── DATA RECORDS

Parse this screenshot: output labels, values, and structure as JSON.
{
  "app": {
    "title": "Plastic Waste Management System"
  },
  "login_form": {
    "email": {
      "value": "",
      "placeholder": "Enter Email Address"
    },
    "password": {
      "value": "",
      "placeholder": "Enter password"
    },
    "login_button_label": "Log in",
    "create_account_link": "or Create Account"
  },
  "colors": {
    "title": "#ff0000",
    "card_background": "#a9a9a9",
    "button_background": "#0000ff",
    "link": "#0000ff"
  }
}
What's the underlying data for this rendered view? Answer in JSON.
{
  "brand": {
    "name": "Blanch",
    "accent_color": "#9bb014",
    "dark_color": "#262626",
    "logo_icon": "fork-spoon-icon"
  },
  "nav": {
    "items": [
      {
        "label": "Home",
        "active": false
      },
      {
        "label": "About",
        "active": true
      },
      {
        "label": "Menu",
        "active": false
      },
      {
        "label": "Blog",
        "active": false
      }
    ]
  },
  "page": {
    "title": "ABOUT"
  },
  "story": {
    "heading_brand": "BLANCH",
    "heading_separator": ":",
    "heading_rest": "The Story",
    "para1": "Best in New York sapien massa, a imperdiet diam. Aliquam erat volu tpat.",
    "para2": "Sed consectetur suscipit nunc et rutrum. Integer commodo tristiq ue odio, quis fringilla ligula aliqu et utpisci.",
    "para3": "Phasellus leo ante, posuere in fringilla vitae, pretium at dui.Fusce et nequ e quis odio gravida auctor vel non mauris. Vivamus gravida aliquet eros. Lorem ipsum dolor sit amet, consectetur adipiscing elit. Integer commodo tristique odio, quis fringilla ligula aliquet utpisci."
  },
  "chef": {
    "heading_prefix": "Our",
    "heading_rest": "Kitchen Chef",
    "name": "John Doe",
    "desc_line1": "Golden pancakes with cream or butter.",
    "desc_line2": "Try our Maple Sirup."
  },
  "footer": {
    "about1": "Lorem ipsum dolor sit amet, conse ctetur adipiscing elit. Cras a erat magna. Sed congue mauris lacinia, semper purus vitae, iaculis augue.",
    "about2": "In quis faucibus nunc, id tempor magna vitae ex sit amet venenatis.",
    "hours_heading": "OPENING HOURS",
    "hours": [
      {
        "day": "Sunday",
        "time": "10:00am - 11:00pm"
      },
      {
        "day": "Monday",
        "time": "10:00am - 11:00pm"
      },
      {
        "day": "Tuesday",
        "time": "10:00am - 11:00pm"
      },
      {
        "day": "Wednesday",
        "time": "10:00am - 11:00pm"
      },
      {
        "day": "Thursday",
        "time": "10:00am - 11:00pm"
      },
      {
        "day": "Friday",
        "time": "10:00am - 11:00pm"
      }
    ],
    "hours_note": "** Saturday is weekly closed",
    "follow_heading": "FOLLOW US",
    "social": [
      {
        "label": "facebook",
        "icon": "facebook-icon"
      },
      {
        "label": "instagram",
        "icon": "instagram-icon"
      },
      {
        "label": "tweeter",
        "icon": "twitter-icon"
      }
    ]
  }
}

────

DO THIS: All of the entries must be quoted exactly; please include each one.

THE RESPONSE:
Parse this screenshot: output labels, values, and structure as JSON.
{
  "app": {
    "title": "Plastic Waste Management System"
  },
  "login_form": {
    "email": {
      "value": "",
      "placeholder": "Enter Email Address"
    },
    "password": {
      "value": "",
      "placeholder": "Enter password"
    },
    "login_button_label": "Log in",
    "create_account_link": "or Create Account"
  },
  "colors": {
    "title": "#ff0000",
    "card_background": "#a9a9a9",
    "button_background": "#0000ff",
    "link": "#0000ff"
  }
}
What's the underlying data for this rendered view? Answer in JSON.
{
  "brand": {
    "name": "Blanch",
    "accent_color": "#9bb014",
    "dark_color": "#262626",
    "logo_icon": "fork-spoon-icon"
  },
  "nav": {
    "items": [
      {
        "label": "Home",
        "active": false
      },
      {
        "label": "About",
        "active": true
      },
      {
        "label": "Menu",
        "active": false
      },
      {
        "label": "Blog",
        "active": false
      }
    ]
  },
  "page": {
    "title": "ABOUT"
  },
  "story": {
    "heading_brand": "BLANCH",
    "heading_separator": ":",
    "heading_rest": "The Story",
    "para1": "Best in New York sapien massa, a imperdiet diam. Aliquam erat volu tpat.",
    "para2": "Sed consectetur suscipit nunc et rutrum. Integer commodo tristiq ue odio, quis fringilla ligula aliqu et utpisci.",
    "para3": "Phasellus leo ante, posuere in fringilla vitae, pretium at dui.Fusce et nequ e quis odio gravida auctor vel non mauris. Vivamus gravida aliquet eros. Lorem ipsum dolor sit amet, consectetur adipiscing elit. Integer commodo tristique odio, quis fringilla ligula aliquet utpisci."
  },
  "chef": {
    "heading_prefix": "Our",
    "heading_rest": "Kitchen Chef",
    "name": "John Doe",
    "desc_line1": "Golden pancakes with cream or butter.",
    "desc_line2": "Try our Maple Sirup."
  },
  "footer": {
    "about1": "Lorem ipsum dolor sit amet, conse ctetur adipiscing elit. Cras a erat magna. Sed congue mauris lacinia, semper purus vitae, iaculis augue.",
    "about2": "In quis faucibus nunc, id tempor magna vitae ex sit amet venenatis.",
    "hours_heading": "OPENING HOURS",
    "hours": [
      {
        "day": "Sunday",
        "time": "10:00am - 11:00pm"
      },
      {
        "day": "Monday",
        "time": "10:00am - 11:00pm"
      },
      {
        "day": "Tuesday",
        "time": "10:00am - 11:00pm"
      },
      {
        "day": "Wednesday",
        "time": "10:00am - 11:00pm"
      },
      {
        "day": "Thursday",
        "time": "10:00am - 11:00pm"
      },
      {
        "day": "Friday",
        "time": "10:00am - 11:00pm"
      }
    ],
    "hours_note": "** Saturday is weekly closed",
    "follow_heading": "FOLLOW US",
    "social": [
      {
        "label": "facebook",
        "icon": "facebook-icon"
      },
      {
        "label": "instagram",
        "icon": "instagram-icon"
      },
      {
        "label": "tweeter",
        "icon": "twitter-icon"
      }
    ]
  }
}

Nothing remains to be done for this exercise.